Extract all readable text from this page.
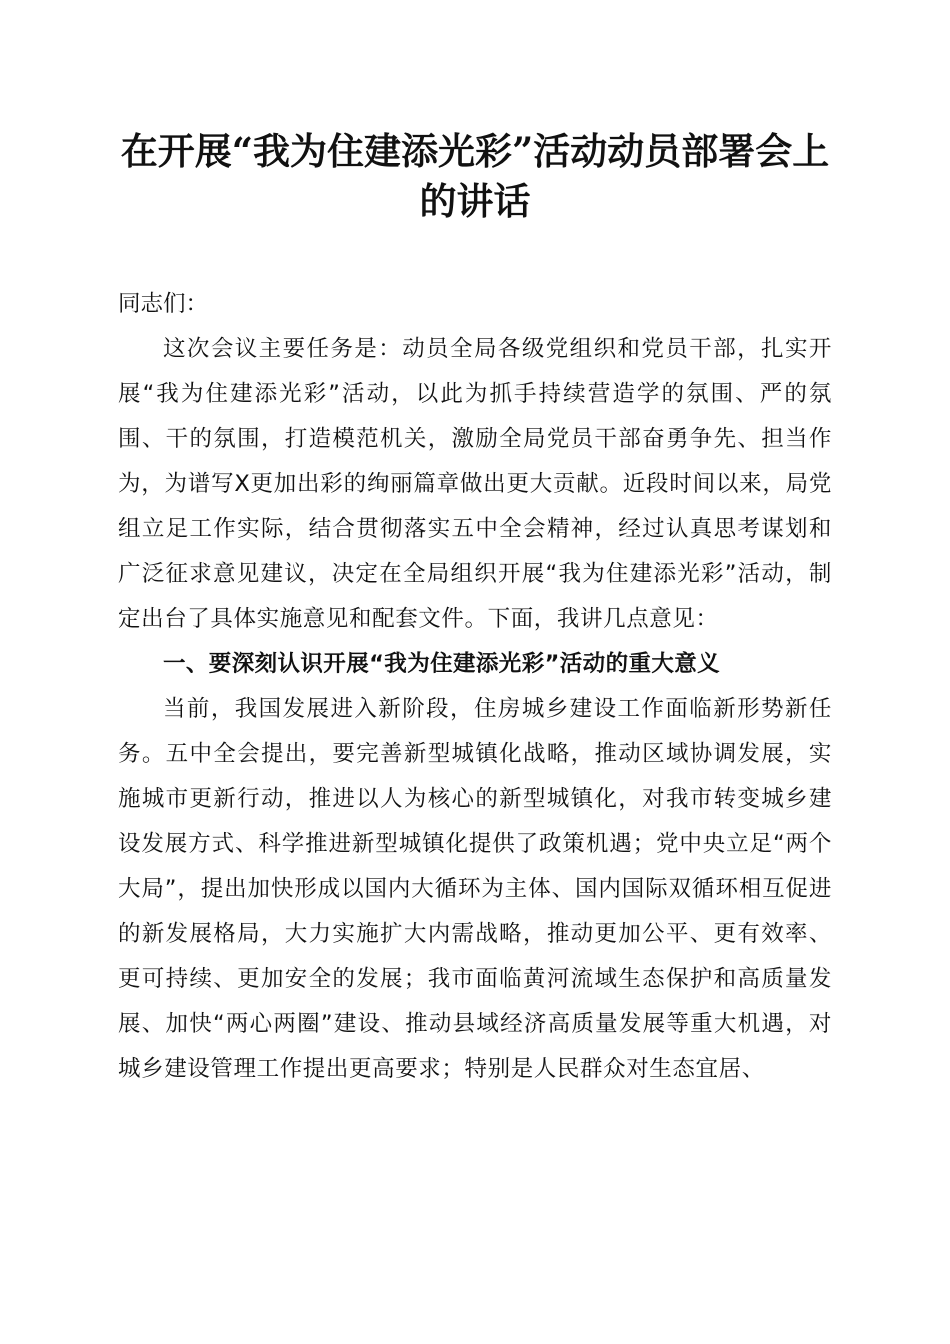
在开展“我为住建添光彩”活动动员部署会上
的讲话

同志们：

这次会议主要任务是：动员全局各级党组织和党员干部，扎实开展“我为住建添光彩”活动，以此为抓手持续营造学的氛围、严的氛围、干的氛围，打造模范机关，激励全局党员干部奋勇争先、担当作为，为谱写X更加出彩的绚丽篇章做出更大贡献。近段时间以来，局党组立足工作实际，结合贯彻落实五中全会精神，经过认真思考谋划和广泛征求意见建议，决定在全局组织开展“我为住建添光彩”活动，制定出台了具体实施意见和配套文件。下面，我讲几点意见：

一、要深刻认识开展“我为住建添光彩”活动的重大意义

当前，我国发展进入新阶段，住房城乡建设工作面临新形势新任务。五中全会提出，要完善新型城镇化战略，推动区域协调发展，实施城市更新行动，推进以人为核心的新型城镇化，对我市转变城乡建设发展方式、科学推进新型城镇化提供了政策机遇；党中央立足“两个大局”，提出加快形成以国内大循环为主体、国内国际双循环相互促进的新发展格局，大力实施扩大内需战略，推动更加公平、更有效率、更可持续、更加安全的发展；我市面临黄河流域生态保护和高质量发展、加快“两心两圈”建设、推动县域经济高质量发展等重大机遇，对城乡建设管理工作提出更高要求；特别是人民群众对生态宜居、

------------------------------------------------------------------------

Using the records above, list each line that includes "我为住建添光彩".

**Task response**
在开展“我为住建添光彩”活动动员部署会上
这次会议主要任务是：动员全局各级党组织和党员干部，扎实开展“我为住建添光彩”活动，以此为抓手持续营造学的氛围、严的氛围、干的氛围，打造模范机关，激励全局党员干部奋勇争先、担当作为，为谱写X更加出彩的绚丽篇章做出更大贡献。近段时间以来，局党组立足工作实际，结合贯彻落实五中全会精神，经过认真思考谋划和广泛征求意见建议，决定在全局组织开展“我为住建添光彩”活动，制定出台了具体实施意见和配套文件。下面，我讲几点意见：
一、要深刻认识开展“我为住建添光彩”活动的重大意义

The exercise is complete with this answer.